REQUIREMENT: Please return, word for word, the part of the uplink post that opens with "Wed Jul 29, 2009" and closes with "the sea level).".
--- START OF EXCERPT ---
Wed Jul 29, 2009 3:04 am

Hi, guys,

I'm trying to solve two separate problems with the uplink of my hot-spot installation, which consists of a RB433AH, 2 x 100mW, 2.4GHz Compex WLM54G23 cards - one of them for uplink trough 24dBi, 10°, 2.4GHz grid antenna, the other via 2.4GHz 15 dBi omni antenna for a hotspot. Both antennas are using horizontal polarization, operating at 2427 and 2452 MHz respectively. Everything is mounted on one and the same pole, on the beach (read it as 5m above the sea level).

The other side of the uplink is 5km away, on the other side of the bay (thus 90% of the link is over the sea) mounted at 70-80 meters above sea level. My ISPs AP is Level One's WAB-3001. According to the specs, it's all-in-one device with integrated built-in 9dBi flat panel antenna and unspecified 20dBm wireless card.

Due to lack of reporting features of WAB-3001 I can provide link information only from my Mikrotik:
Tx/Rx Signal Strength: -55 to -62 dBm, depending of the time of day
Noise Floor: between -95 and -100 dBm
Signal to Noise: 35 to 42 dB

The link is limited to 36 mbps in both directions.
--- END OF EXCERPT ---
--- START OF DATA PROVIDED ---
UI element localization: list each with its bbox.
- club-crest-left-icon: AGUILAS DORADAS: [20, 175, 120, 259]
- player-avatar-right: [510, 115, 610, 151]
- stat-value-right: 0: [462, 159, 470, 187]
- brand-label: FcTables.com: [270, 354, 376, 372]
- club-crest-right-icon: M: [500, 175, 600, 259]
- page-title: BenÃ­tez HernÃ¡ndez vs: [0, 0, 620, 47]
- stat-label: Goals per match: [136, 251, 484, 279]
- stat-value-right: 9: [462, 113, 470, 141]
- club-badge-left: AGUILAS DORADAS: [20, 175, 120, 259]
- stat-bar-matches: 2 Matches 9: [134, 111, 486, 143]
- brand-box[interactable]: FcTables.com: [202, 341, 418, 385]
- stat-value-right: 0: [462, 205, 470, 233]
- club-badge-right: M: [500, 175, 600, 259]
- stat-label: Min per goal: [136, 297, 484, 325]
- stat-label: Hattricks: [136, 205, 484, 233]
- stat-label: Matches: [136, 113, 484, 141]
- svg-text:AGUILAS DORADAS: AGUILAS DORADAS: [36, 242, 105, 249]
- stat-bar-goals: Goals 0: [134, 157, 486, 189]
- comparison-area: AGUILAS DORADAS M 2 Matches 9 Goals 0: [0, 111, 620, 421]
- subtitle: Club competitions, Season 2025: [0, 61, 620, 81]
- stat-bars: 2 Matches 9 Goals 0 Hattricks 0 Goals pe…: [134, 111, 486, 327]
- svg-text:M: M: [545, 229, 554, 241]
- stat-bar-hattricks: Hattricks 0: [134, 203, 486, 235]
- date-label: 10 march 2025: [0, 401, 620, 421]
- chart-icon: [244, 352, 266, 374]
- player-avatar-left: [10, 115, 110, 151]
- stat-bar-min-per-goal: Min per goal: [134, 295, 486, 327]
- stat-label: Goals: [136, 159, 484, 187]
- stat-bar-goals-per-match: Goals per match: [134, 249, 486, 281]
--- END OF DATA PROVIDED ---
RESULT:
Wed Jul 29, 2009 3:04 am

Hi, guys,

I'm trying to solve two separate problems with the uplink of my hot-spot installation, which consists of a RB433AH, 2 x 100mW, 2.4GHz Compex WLM54G23 cards - one of them for uplink trough 24dBi, 10°, 2.4GHz grid antenna, the other via 2.4GHz 15 dBi omni antenna for a hotspot. Both antennas are using horizontal polarization, operating at 2427 and 2452 MHz respectively. Everything is mounted on one and the same pole, on the beach (read it as 5m above the sea level).